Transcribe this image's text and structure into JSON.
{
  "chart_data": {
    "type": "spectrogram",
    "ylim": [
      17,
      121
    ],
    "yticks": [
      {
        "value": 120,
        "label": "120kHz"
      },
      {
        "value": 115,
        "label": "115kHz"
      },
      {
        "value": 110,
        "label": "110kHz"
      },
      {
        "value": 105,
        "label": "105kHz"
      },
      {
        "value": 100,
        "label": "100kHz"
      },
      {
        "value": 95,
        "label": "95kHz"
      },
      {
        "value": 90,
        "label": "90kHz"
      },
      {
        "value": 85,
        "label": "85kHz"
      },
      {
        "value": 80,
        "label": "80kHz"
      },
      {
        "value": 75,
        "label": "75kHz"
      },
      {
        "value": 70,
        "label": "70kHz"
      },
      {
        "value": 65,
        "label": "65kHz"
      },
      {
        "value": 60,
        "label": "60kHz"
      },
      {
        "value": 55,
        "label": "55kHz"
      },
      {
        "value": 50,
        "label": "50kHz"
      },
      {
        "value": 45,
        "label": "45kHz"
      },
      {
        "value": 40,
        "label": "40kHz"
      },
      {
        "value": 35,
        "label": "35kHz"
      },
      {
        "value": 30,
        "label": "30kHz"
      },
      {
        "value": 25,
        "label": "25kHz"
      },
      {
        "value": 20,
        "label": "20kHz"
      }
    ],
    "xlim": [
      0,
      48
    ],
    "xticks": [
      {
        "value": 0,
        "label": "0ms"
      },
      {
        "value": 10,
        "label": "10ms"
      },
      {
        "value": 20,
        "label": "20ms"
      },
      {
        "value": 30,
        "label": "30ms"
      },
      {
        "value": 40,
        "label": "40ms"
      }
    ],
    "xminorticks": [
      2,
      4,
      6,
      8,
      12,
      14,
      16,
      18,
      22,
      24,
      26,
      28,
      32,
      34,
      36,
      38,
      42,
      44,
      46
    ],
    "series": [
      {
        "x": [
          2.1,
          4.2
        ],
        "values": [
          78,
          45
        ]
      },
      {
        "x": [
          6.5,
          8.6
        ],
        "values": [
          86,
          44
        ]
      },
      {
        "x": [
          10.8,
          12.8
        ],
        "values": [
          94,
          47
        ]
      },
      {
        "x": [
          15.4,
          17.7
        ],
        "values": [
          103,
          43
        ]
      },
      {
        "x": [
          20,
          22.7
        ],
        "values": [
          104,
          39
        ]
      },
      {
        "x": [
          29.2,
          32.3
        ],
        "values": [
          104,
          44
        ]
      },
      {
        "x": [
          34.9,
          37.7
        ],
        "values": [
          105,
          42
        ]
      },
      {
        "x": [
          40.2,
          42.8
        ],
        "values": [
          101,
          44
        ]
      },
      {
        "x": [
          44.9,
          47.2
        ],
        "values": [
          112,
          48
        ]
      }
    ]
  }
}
_____
TO BE DONE
All of the records must be retyped exactly as they are.

SOLUTION
Transcribe this image's text and structure into JSON.
{
  "chart_data": {
    "type": "spectrogram",
    "ylim": [
      17,
      121
    ],
    "yticks": [
      {
        "value": 120,
        "label": "120kHz"
      },
      {
        "value": 115,
        "label": "115kHz"
      },
      {
        "value": 110,
        "label": "110kHz"
      },
      {
        "value": 105,
        "label": "105kHz"
      },
      {
        "value": 100,
        "label": "100kHz"
      },
      {
        "value": 95,
        "label": "95kHz"
      },
      {
        "value": 90,
        "label": "90kHz"
      },
      {
        "value": 85,
        "label": "85kHz"
      },
      {
        "value": 80,
        "label": "80kHz"
      },
      {
        "value": 75,
        "label": "75kHz"
      },
      {
        "value": 70,
        "label": "70kHz"
      },
      {
        "value": 65,
        "label": "65kHz"
      },
      {
        "value": 60,
        "label": "60kHz"
      },
      {
        "value": 55,
        "label": "55kHz"
      },
      {
        "value": 50,
        "label": "50kHz"
      },
      {
        "value": 45,
        "label": "45kHz"
      },
      {
        "value": 40,
        "label": "40kHz"
      },
      {
        "value": 35,
        "label": "35kHz"
      },
      {
        "value": 30,
        "label": "30kHz"
      },
      {
        "value": 25,
        "label": "25kHz"
      },
      {
        "value": 20,
        "label": "20kHz"
      }
    ],
    "xlim": [
      0,
      48
    ],
    "xticks": [
      {
        "value": 0,
        "label": "0ms"
      },
      {
        "value": 10,
        "label": "10ms"
      },
      {
        "value": 20,
        "label": "20ms"
      },
      {
        "value": 30,
        "label": "30ms"
      },
      {
        "value": 40,
        "label": "40ms"
      }
    ],
    "xminorticks": [
      2,
      4,
      6,
      8,
      12,
      14,
      16,
      18,
      22,
      24,
      26,
      28,
      32,
      34,
      36,
      38,
      42,
      44,
      46
    ],
    "series": [
      {
        "x": [
          2.1,
          4.2
        ],
        "values": [
          78,
          45
        ]
      },
      {
        "x": [
          6.5,
          8.6
        ],
        "values": [
          86,
          44
        ]
      },
      {
        "x": [
          10.8,
          12.8
        ],
        "values": [
          94,
          47
        ]
      },
      {
        "x": [
          15.4,
          17.7
        ],
        "values": [
          103,
          43
        ]
      },
      {
        "x": [
          20,
          22.7
        ],
        "values": [
          104,
          39
        ]
      },
      {
        "x": [
          29.2,
          32.3
        ],
        "values": [
          104,
          44
        ]
      },
      {
        "x": [
          34.9,
          37.7
        ],
        "values": [
          105,
          42
        ]
      },
      {
        "x": [
          40.2,
          42.8
        ],
        "values": [
          101,
          44
        ]
      },
      {
        "x": [
          44.9,
          47.2
        ],
        "values": [
          112,
          48
        ]
      }
    ]
  }
}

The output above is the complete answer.